Lines that contain the string "username" are to be copied; leave out all others.
* start EXERCISE INPUTS *
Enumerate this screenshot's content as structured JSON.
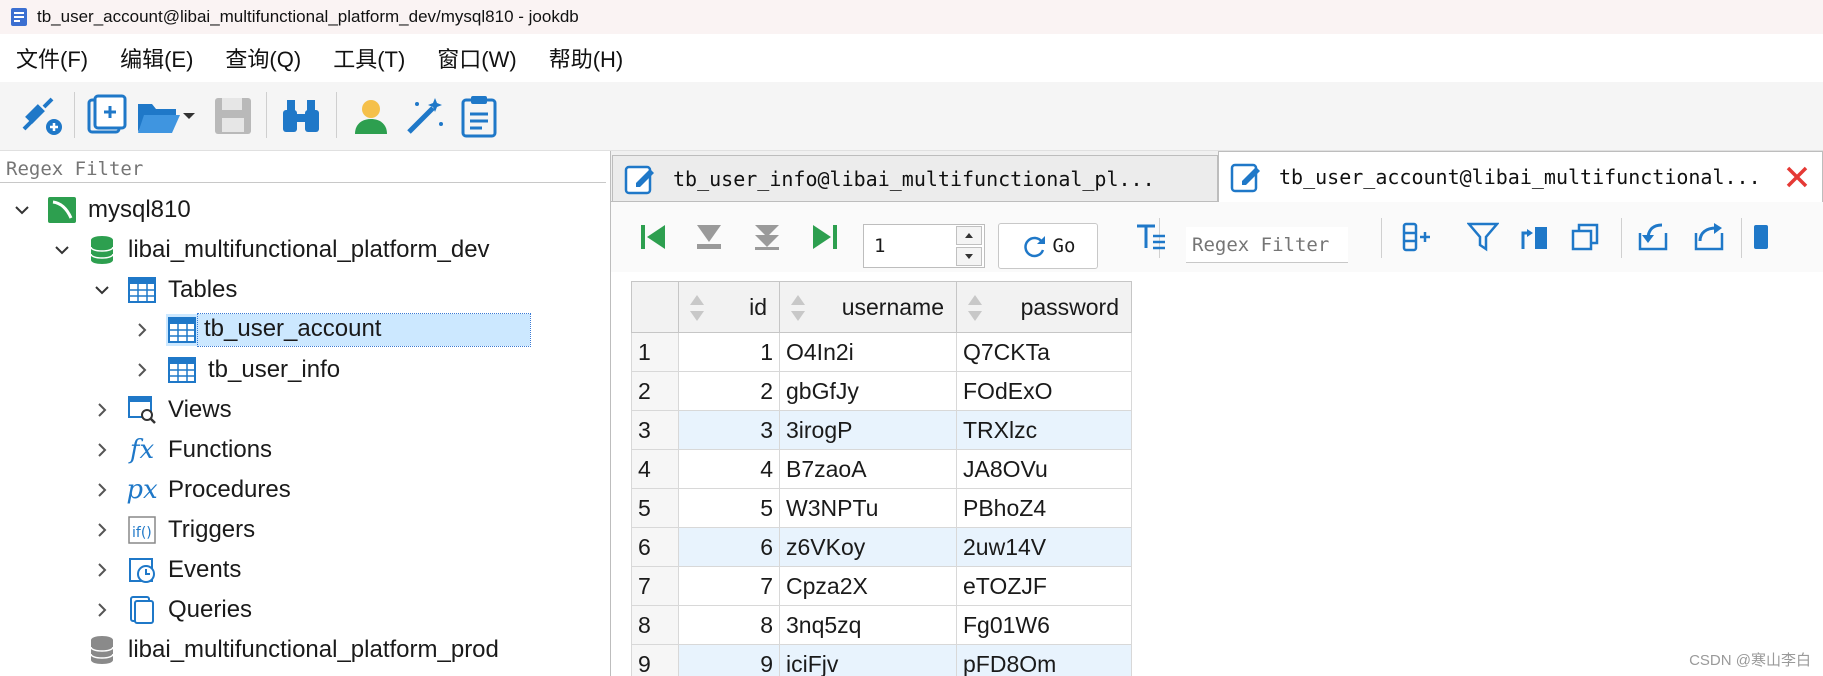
{
  "window": {
    "title": "tb_user_account@libai_multifunctional_platform_dev/mysql810 - jookdb"
  },
  "menu": [
    "文件(F)",
    "编辑(E)",
    "查询(Q)",
    "工具(T)",
    "窗口(W)",
    "帮助(H)"
  ],
  "toolbar_icons": [
    "connect-icon",
    "new-query-icon",
    "open-folder-icon",
    "save-icon",
    "binoculars-icon",
    "user-icon",
    "magic-wand-icon",
    "clipboard-icon"
  ],
  "left": {
    "filter_placeholder": "Regex Filter",
    "tree": {
      "connection": "mysql810",
      "database_dev": "libai_multifunctional_platform_dev",
      "tables": "Tables",
      "table1": "tb_user_account",
      "table2": "tb_user_info",
      "views": "Views",
      "functions": "Functions",
      "procedures": "Procedures",
      "triggers": "Triggers",
      "events": "Events",
      "queries": "Queries",
      "database_prod": "libai_multifunctional_platform_prod"
    }
  },
  "tabs": [
    {
      "label": "tb_user_info@libai_multifunctional_pl..."
    },
    {
      "label": "tb_user_account@libai_multifunctional..."
    }
  ],
  "grid": {
    "page_value": "1",
    "go_label": "Go",
    "filter_placeholder": "Regex Filter",
    "columns": [
      "id",
      "username",
      "password"
    ],
    "rows": [
      {
        "rn": "1",
        "id": "1",
        "username": "O4In2i",
        "password": "Q7CKTa"
      },
      {
        "rn": "2",
        "id": "2",
        "username": "gbGfJy",
        "password": "FOdExO"
      },
      {
        "rn": "3",
        "id": "3",
        "username": "3irogP",
        "password": "TRXlzc"
      },
      {
        "rn": "4",
        "id": "4",
        "username": "B7zaoA",
        "password": "JA8OVu"
      },
      {
        "rn": "5",
        "id": "5",
        "username": "W3NPTu",
        "password": "PBhoZ4"
      },
      {
        "rn": "6",
        "id": "6",
        "username": "z6VKoy",
        "password": "2uw14V"
      },
      {
        "rn": "7",
        "id": "7",
        "username": "Cpza2X",
        "password": "eTOZJF"
      },
      {
        "rn": "8",
        "id": "8",
        "username": "3nq5zq",
        "password": "Fg01W6"
      },
      {
        "rn": "9",
        "id": "9",
        "username": "iciFjv",
        "password": "pFD8Om"
      }
    ]
  },
  "watermark": "CSDN @寒山李白",
  "colors": {
    "accent": "#2d9f4f",
    "icon_blue": "#1f78c8",
    "selection": "#cce8ff",
    "row_alt": "#e8f3fd",
    "close_red": "#e53935"
  }
}
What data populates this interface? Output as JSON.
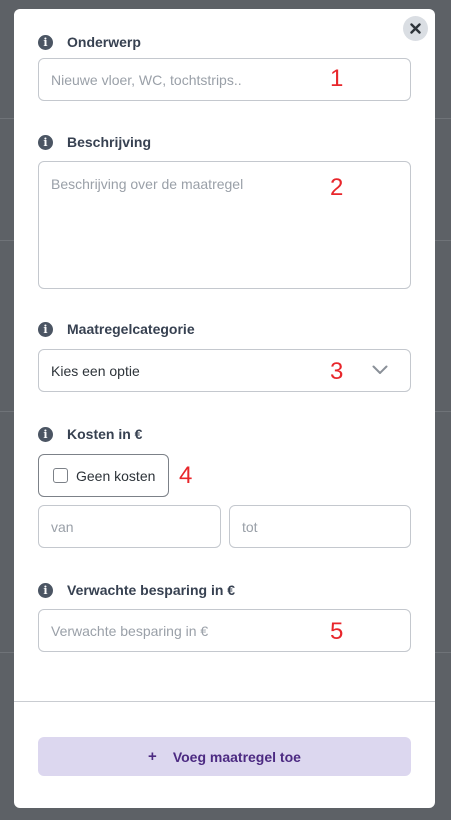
{
  "form": {
    "subject": {
      "label": "Onderwerp",
      "placeholder": "Nieuwe vloer, WC, tochtstrips..",
      "annotation": "1"
    },
    "description": {
      "label": "Beschrijving",
      "placeholder": "Beschrijving over de maatregel",
      "annotation": "2"
    },
    "category": {
      "label": "Maatregelcategorie",
      "selected": "Kies een optie",
      "annotation": "3"
    },
    "costs": {
      "label": "Kosten in €",
      "no_costs_label": "Geen kosten",
      "annotation": "4",
      "from_placeholder": "van",
      "to_placeholder": "tot"
    },
    "savings": {
      "label": "Verwachte besparing in €",
      "placeholder": "Verwachte besparing in €",
      "annotation": "5"
    },
    "submit": {
      "plus": "+",
      "label": "Voeg maatregel toe"
    }
  },
  "icons": {
    "info": "info-icon",
    "close": "close-icon",
    "chevron": "chevron-down-icon"
  },
  "colors": {
    "accent_bg": "#dcd7ef",
    "accent_text": "#4c2a82",
    "annotation": "#e8262b"
  }
}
* end EXERCISE INPUTS *
= RESULT BELOW =
      "username",
        "username": "O4In2i",
        "username": "gbGfJy",
        "username": "3irogP",
        "username": "B7zaoA",
        "username": "W3NPTu",
        "username": "z6VKoy",
        "username": "Cpza2X",
        "username": "3nq5zq",
        "username": "iciFjv",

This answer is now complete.